What is expected:
Could you print every record below exactly as it appears?

Provided data:
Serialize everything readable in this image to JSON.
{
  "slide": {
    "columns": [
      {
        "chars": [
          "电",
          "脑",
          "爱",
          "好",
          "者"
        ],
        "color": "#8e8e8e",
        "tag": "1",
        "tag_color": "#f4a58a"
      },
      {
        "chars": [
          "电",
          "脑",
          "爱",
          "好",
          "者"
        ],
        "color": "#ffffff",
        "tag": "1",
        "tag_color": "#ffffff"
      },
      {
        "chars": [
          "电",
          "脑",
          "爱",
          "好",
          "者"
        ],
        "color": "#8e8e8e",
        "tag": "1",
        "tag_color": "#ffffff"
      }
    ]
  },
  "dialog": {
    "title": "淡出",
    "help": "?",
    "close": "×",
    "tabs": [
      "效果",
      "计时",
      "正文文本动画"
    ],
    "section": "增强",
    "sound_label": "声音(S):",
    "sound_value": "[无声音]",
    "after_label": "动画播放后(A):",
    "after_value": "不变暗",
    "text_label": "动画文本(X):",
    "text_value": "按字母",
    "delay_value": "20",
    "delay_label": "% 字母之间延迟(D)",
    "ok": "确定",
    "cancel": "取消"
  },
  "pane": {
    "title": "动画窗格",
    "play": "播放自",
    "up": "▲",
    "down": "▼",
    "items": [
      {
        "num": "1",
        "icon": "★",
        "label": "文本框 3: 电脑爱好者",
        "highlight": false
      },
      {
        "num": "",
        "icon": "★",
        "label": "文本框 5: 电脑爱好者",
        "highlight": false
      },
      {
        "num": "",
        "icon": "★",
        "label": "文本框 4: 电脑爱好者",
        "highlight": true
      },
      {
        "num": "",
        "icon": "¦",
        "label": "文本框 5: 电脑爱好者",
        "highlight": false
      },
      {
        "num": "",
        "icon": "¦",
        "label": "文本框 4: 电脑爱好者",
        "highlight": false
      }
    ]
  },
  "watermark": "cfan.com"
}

Written answer:
Serialize everything readable in this image to JSON.
{
  "slide": {
    "columns": [
      {
        "chars": [
          "电",
          "脑",
          "爱",
          "好",
          "者"
        ],
        "color": "#8e8e8e",
        "tag": "1",
        "tag_color": "#f4a58a"
      },
      {
        "chars": [
          "电",
          "脑",
          "爱",
          "好",
          "者"
        ],
        "color": "#ffffff",
        "tag": "1",
        "tag_color": "#ffffff"
      },
      {
        "chars": [
          "电",
          "脑",
          "爱",
          "好",
          "者"
        ],
        "color": "#8e8e8e",
        "tag": "1",
        "tag_color": "#ffffff"
      }
    ]
  },
  "dialog": {
    "title": "淡出",
    "help": "?",
    "close": "×",
    "tabs": [
      "效果",
      "计时",
      "正文文本动画"
    ],
    "section": "增强",
    "sound_label": "声音(S):",
    "sound_value": "[无声音]",
    "after_label": "动画播放后(A):",
    "after_value": "不变暗",
    "text_label": "动画文本(X):",
    "text_value": "按字母",
    "delay_value": "20",
    "delay_label": "% 字母之间延迟(D)",
    "ok": "确定",
    "cancel": "取消"
  },
  "pane": {
    "title": "动画窗格",
    "play": "播放自",
    "up": "▲",
    "down": "▼",
    "items": [
      {
        "num": "1",
        "icon": "★",
        "label": "文本框 3: 电脑爱好者",
        "highlight": false
      },
      {
        "num": "",
        "icon": "★",
        "label": "文本框 5: 电脑爱好者",
        "highlight": false
      },
      {
        "num": "",
        "icon": "★",
        "label": "文本框 4: 电脑爱好者",
        "highlight": true
      },
      {
        "num": "",
        "icon": "¦",
        "label": "文本框 5: 电脑爱好者",
        "highlight": false
      },
      {
        "num": "",
        "icon": "¦",
        "label": "文本框 4: 电脑爱好者",
        "highlight": false
      }
    ]
  },
  "watermark": "cfan.com"
}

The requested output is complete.